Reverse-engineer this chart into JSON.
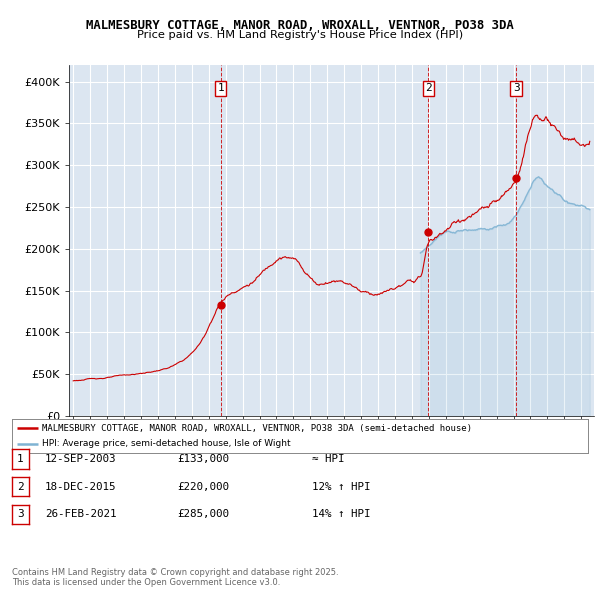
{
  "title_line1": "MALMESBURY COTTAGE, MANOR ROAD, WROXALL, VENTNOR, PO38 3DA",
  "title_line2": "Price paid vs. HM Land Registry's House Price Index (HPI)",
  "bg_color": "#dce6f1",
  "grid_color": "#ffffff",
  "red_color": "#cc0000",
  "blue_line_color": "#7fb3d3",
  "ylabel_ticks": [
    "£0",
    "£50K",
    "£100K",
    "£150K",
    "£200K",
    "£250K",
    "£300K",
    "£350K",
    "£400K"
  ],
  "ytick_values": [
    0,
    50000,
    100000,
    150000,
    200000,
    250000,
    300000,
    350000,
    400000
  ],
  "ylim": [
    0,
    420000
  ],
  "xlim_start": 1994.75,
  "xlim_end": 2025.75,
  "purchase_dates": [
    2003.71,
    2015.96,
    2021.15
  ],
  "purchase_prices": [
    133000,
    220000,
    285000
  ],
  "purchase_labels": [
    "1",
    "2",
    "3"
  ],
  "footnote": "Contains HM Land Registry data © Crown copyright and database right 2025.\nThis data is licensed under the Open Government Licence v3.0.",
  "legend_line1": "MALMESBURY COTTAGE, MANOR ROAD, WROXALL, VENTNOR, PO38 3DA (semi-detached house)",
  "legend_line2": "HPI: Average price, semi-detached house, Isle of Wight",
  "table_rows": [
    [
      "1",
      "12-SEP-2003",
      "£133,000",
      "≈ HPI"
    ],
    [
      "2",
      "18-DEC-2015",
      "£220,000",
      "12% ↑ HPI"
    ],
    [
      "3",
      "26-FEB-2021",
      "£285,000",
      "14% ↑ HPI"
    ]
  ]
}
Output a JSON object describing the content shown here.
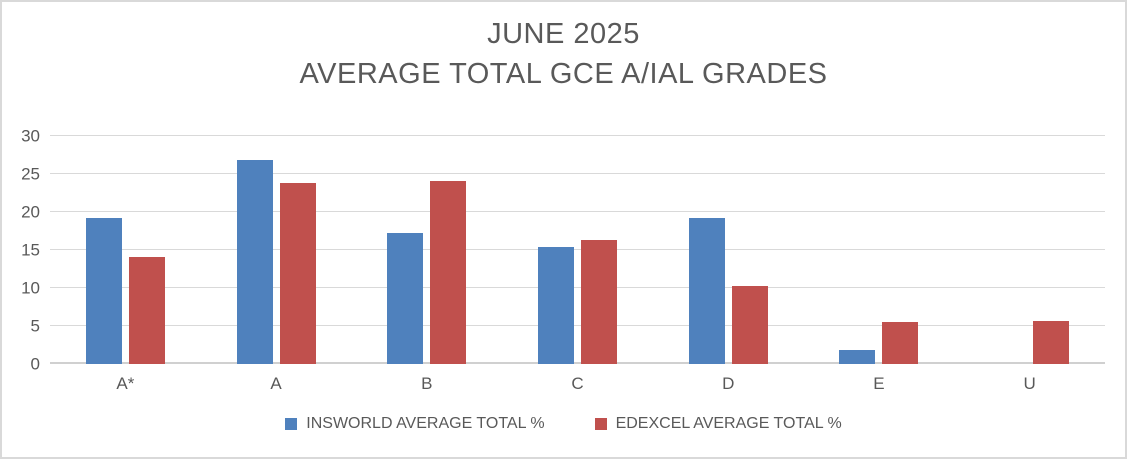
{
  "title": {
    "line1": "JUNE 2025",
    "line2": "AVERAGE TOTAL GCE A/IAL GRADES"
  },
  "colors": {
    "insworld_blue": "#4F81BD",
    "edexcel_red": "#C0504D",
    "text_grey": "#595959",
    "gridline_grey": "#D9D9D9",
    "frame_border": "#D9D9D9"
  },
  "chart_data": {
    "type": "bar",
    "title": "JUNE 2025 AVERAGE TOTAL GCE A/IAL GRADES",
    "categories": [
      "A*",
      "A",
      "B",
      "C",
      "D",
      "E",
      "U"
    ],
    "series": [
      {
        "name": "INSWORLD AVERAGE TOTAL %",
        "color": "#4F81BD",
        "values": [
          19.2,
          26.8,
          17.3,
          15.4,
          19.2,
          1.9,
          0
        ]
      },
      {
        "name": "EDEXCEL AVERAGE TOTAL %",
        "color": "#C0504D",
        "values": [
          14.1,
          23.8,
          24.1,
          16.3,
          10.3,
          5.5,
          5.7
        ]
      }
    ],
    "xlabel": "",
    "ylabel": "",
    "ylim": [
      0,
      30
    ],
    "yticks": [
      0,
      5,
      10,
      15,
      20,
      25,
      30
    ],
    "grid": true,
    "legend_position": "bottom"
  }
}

* * *

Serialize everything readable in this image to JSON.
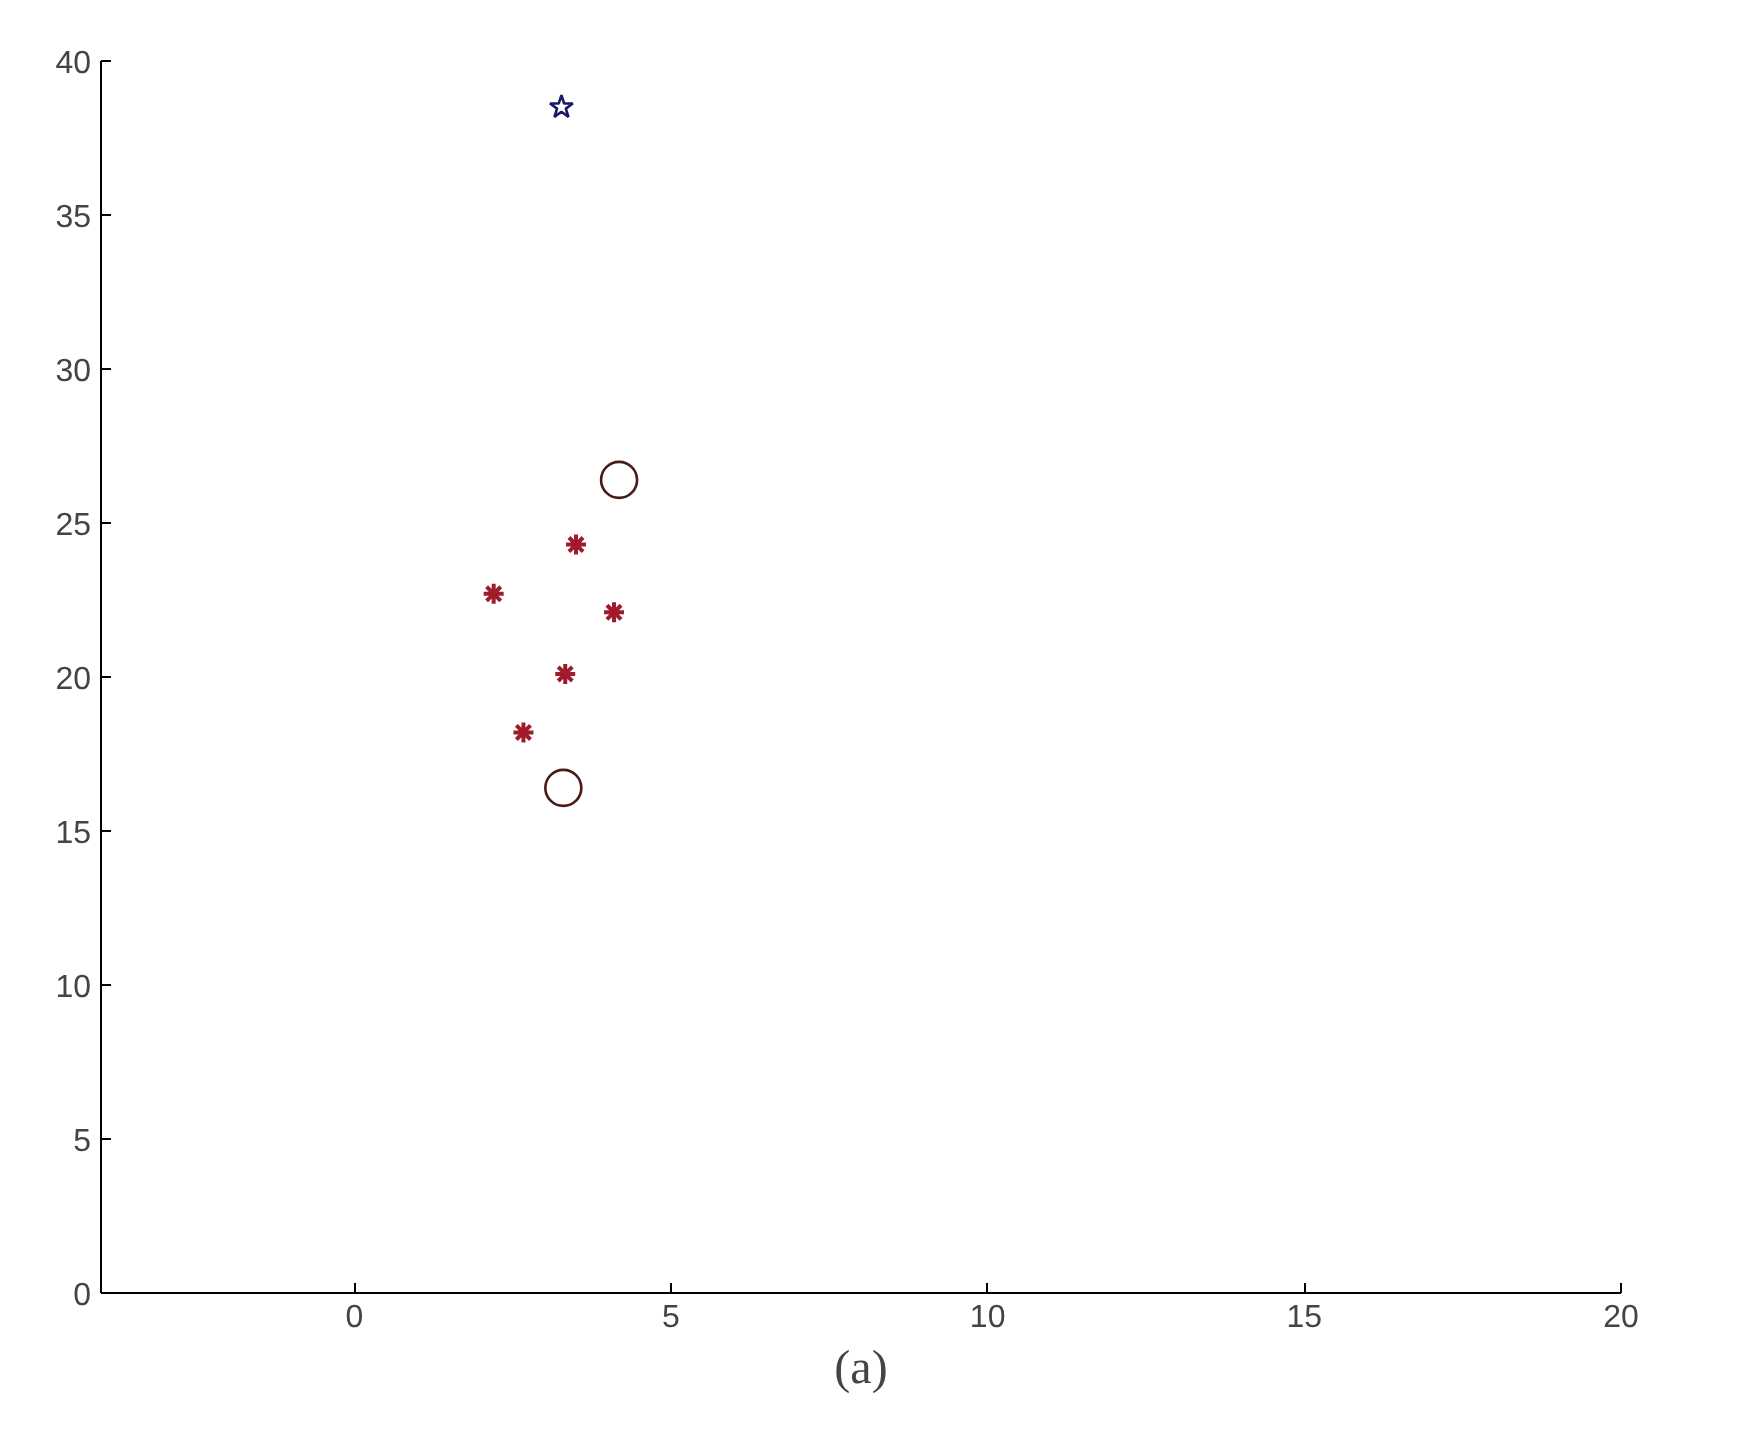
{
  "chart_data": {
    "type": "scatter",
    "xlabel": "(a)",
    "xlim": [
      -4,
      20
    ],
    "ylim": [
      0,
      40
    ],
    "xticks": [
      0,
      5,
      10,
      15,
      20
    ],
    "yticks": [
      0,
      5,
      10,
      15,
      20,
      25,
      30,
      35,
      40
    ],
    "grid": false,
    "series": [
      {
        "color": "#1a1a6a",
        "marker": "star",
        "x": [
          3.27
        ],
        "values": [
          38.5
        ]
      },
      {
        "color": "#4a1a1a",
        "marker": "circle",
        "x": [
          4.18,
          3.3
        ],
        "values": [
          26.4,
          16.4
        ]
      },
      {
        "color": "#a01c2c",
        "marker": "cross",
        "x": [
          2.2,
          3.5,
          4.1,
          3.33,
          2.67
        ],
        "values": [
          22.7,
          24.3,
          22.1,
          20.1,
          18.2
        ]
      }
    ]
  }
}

- YOUR INSTRUCTIONS -
Pull out every line above that holds the word "JSON".

- FULL ANSWER -
Reverse-engineer this chart into JSON.
Output a JSON object describing the content shown here.
Serialize everything readable in this image to JSON.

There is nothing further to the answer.